Exercise: Transcribe the listing word for word.

Material supplied:
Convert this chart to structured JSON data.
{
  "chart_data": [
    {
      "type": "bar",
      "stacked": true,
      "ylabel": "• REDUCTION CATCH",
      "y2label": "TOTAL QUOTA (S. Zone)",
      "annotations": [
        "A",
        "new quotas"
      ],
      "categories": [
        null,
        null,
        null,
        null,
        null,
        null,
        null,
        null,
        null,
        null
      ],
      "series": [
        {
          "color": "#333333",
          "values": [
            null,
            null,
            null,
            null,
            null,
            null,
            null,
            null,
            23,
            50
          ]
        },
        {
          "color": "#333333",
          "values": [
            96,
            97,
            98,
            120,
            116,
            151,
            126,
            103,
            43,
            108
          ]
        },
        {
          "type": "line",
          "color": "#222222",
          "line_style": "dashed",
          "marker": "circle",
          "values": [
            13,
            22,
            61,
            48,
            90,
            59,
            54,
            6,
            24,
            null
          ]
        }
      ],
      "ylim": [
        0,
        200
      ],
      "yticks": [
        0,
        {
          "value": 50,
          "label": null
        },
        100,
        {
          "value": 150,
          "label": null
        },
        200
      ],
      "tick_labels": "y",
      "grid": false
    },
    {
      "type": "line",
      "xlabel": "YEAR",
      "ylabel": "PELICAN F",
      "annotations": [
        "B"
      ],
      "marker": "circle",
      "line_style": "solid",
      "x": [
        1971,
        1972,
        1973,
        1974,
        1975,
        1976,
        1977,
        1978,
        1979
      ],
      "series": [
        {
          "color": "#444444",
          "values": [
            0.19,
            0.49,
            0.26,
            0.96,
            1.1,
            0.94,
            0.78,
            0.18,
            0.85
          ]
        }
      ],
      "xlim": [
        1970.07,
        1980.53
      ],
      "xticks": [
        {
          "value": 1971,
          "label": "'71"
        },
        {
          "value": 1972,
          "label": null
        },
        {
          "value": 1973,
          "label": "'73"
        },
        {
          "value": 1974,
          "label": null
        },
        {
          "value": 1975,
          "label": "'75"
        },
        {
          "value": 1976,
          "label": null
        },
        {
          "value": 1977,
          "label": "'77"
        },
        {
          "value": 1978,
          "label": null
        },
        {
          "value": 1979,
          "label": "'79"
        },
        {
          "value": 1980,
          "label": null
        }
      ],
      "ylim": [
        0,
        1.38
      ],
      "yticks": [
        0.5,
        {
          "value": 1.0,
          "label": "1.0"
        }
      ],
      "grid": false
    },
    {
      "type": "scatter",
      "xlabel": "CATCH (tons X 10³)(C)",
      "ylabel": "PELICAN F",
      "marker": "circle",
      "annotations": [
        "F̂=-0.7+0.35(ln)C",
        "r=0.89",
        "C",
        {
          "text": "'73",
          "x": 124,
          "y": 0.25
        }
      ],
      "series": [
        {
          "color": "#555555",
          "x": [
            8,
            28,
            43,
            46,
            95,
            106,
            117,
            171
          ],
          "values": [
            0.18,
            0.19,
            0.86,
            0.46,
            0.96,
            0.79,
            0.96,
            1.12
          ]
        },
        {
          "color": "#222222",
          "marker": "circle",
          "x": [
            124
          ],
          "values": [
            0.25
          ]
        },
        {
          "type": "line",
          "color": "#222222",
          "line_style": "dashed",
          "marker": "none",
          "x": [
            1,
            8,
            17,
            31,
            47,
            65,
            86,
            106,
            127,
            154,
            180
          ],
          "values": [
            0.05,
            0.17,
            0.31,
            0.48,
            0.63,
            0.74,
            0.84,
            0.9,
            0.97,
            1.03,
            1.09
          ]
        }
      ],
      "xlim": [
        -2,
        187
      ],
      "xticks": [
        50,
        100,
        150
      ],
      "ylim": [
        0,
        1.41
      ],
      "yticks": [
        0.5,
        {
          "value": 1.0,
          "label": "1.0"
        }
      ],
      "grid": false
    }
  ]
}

Correct answer:
Convert this chart to structured JSON data.
{
  "chart_data": [
    {
      "type": "bar",
      "stacked": true,
      "ylabel": "• REDUCTION CATCH",
      "y2label": "TOTAL QUOTA (S. Zone)",
      "annotations": [
        "A",
        "new quotas"
      ],
      "categories": [
        null,
        null,
        null,
        null,
        null,
        null,
        null,
        null,
        null,
        null
      ],
      "series": [
        {
          "color": "#333333",
          "values": [
            null,
            null,
            null,
            null,
            null,
            null,
            null,
            null,
            23,
            50
          ]
        },
        {
          "color": "#333333",
          "values": [
            96,
            97,
            98,
            120,
            116,
            151,
            126,
            103,
            43,
            108
          ]
        },
        {
          "type": "line",
          "color": "#222222",
          "line_style": "dashed",
          "marker": "circle",
          "values": [
            13,
            22,
            61,
            48,
            90,
            59,
            54,
            6,
            24,
            null
          ]
        }
      ],
      "ylim": [
        0,
        200
      ],
      "yticks": [
        0,
        {
          "value": 50,
          "label": null
        },
        100,
        {
          "value": 150,
          "label": null
        },
        200
      ],
      "tick_labels": "y",
      "grid": false
    },
    {
      "type": "line",
      "xlabel": "YEAR",
      "ylabel": "PELICAN F",
      "annotations": [
        "B"
      ],
      "marker": "circle",
      "line_style": "solid",
      "x": [
        1971,
        1972,
        1973,
        1974,
        1975,
        1976,
        1977,
        1978,
        1979
      ],
      "series": [
        {
          "color": "#444444",
          "values": [
            0.19,
            0.49,
            0.26,
            0.96,
            1.1,
            0.94,
            0.78,
            0.18,
            0.85
          ]
        }
      ],
      "xlim": [
        1970.07,
        1980.53
      ],
      "xticks": [
        {
          "value": 1971,
          "label": "'71"
        },
        {
          "value": 1972,
          "label": null
        },
        {
          "value": 1973,
          "label": "'73"
        },
        {
          "value": 1974,
          "label": null
        },
        {
          "value": 1975,
          "label": "'75"
        },
        {
          "value": 1976,
          "label": null
        },
        {
          "value": 1977,
          "label": "'77"
        },
        {
          "value": 1978,
          "label": null
        },
        {
          "value": 1979,
          "label": "'79"
        },
        {
          "value": 1980,
          "label": null
        }
      ],
      "ylim": [
        0,
        1.38
      ],
      "yticks": [
        0.5,
        {
          "value": 1.0,
          "label": "1.0"
        }
      ],
      "grid": false
    },
    {
      "type": "scatter",
      "xlabel": "CATCH (tons X 10³)(C)",
      "ylabel": "PELICAN F",
      "marker": "circle",
      "annotations": [
        "F̂=-0.7+0.35(ln)C",
        "r=0.89",
        "C",
        {
          "text": "'73",
          "x": 124,
          "y": 0.25
        }
      ],
      "series": [
        {
          "color": "#555555",
          "x": [
            8,
            28,
            43,
            46,
            95,
            106,
            117,
            171
          ],
          "values": [
            0.18,
            0.19,
            0.86,
            0.46,
            0.96,
            0.79,
            0.96,
            1.12
          ]
        },
        {
          "color": "#222222",
          "marker": "circle",
          "x": [
            124
          ],
          "values": [
            0.25
          ]
        },
        {
          "type": "line",
          "color": "#222222",
          "line_style": "dashed",
          "marker": "none",
          "x": [
            1,
            8,
            17,
            31,
            47,
            65,
            86,
            106,
            127,
            154,
            180
          ],
          "values": [
            0.05,
            0.17,
            0.31,
            0.48,
            0.63,
            0.74,
            0.84,
            0.9,
            0.97,
            1.03,
            1.09
          ]
        }
      ],
      "xlim": [
        -2,
        187
      ],
      "xticks": [
        50,
        100,
        150
      ],
      "ylim": [
        0,
        1.41
      ],
      "yticks": [
        0.5,
        {
          "value": 1.0,
          "label": "1.0"
        }
      ],
      "grid": false
    }
  ]
}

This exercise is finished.